■ Provided data ■

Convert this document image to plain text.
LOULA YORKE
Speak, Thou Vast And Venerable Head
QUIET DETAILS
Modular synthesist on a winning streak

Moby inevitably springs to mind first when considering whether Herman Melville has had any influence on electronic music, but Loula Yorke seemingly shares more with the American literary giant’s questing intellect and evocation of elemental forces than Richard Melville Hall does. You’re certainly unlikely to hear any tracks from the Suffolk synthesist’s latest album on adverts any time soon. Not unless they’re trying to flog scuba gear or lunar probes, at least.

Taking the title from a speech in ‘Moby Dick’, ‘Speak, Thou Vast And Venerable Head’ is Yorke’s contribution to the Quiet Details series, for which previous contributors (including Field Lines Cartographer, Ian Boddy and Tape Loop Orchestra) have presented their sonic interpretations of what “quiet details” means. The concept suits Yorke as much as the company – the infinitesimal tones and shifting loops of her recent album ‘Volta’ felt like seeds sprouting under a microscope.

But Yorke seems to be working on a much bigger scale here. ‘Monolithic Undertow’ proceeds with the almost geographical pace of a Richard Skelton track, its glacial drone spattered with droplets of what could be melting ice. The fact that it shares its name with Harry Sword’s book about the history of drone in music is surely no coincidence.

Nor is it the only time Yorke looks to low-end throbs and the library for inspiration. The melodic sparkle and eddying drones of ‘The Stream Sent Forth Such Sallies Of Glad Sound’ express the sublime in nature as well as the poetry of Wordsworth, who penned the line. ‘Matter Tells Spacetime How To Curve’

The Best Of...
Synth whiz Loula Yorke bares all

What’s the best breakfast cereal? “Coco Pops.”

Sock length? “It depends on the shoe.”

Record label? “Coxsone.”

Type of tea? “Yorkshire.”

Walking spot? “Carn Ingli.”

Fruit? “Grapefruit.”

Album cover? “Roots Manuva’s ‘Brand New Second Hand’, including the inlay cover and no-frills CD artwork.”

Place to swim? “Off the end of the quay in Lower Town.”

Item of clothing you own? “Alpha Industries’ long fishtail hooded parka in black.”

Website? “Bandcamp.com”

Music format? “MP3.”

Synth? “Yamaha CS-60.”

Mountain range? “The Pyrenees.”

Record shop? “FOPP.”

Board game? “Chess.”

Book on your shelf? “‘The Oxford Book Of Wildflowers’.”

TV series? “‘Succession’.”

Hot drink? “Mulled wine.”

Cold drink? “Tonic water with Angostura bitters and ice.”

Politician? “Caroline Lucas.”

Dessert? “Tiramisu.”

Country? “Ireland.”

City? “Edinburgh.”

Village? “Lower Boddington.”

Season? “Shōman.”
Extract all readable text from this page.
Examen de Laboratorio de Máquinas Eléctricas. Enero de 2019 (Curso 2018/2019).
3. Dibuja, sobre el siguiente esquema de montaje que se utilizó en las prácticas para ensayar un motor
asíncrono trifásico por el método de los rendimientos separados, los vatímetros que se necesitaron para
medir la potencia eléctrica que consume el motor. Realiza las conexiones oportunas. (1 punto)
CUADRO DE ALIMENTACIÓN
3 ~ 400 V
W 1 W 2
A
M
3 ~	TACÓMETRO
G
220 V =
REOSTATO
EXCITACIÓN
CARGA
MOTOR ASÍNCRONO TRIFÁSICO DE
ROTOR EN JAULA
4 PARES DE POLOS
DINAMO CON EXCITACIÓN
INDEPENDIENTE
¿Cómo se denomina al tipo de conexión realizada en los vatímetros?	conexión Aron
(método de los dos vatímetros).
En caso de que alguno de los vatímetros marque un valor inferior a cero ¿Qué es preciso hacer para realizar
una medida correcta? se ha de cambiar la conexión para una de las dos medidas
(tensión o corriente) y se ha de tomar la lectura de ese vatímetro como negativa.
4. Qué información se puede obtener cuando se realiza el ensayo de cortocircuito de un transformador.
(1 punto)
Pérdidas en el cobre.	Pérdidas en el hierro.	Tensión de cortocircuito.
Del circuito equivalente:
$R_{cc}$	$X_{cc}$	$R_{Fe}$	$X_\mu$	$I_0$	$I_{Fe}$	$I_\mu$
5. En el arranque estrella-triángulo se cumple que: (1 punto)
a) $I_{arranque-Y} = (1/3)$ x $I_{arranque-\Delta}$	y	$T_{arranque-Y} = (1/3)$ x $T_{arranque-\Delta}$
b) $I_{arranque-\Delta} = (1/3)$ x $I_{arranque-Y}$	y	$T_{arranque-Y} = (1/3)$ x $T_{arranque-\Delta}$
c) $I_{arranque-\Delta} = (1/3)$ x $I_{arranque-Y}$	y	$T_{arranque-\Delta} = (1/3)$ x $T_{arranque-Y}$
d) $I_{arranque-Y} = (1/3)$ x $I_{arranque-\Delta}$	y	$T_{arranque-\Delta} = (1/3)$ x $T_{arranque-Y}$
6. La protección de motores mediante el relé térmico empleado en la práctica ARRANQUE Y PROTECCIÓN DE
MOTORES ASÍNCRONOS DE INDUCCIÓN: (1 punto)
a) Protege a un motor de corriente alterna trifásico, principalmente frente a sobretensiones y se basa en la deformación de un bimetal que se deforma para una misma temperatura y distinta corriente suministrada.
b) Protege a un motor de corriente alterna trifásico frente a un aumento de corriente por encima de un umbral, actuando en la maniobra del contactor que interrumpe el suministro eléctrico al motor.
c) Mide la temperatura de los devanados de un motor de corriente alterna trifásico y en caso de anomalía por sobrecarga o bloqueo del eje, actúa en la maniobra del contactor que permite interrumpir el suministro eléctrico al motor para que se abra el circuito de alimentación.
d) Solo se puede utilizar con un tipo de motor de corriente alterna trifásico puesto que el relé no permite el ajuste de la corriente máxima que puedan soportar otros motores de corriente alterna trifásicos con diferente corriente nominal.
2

■ Problem to solve ■
Keep only the lines that hold the string "para", and copy them out.

■ Written answer ■
3. Dibuja, sobre el siguiente esquema de montaje que se utilizó en las prácticas para ensayar un motor
asíncrono trifásico por el método de los rendimientos separados, los vatímetros que se necesitaron para
En caso de que alguno de los vatímetros marque un valor inferior a cero ¿Qué es preciso hacer para realizar
una medida correcta? se ha de cambiar la conexión para una de las dos medidas
a) Protege a un motor de corriente alterna trifásico, principalmente frente a sobretensiones y se basa en la deformación de un bimetal que se deforma para una misma temperatura y distinta corriente suministrada.
c) Mide la temperatura de los devanados de un motor de corriente alterna trifásico y en caso de anomalía por sobrecarga o bloqueo del eje, actúa en la maniobra del contactor que permite interrumpir el suministro eléctrico al motor para que se abra el circuito de alimentación.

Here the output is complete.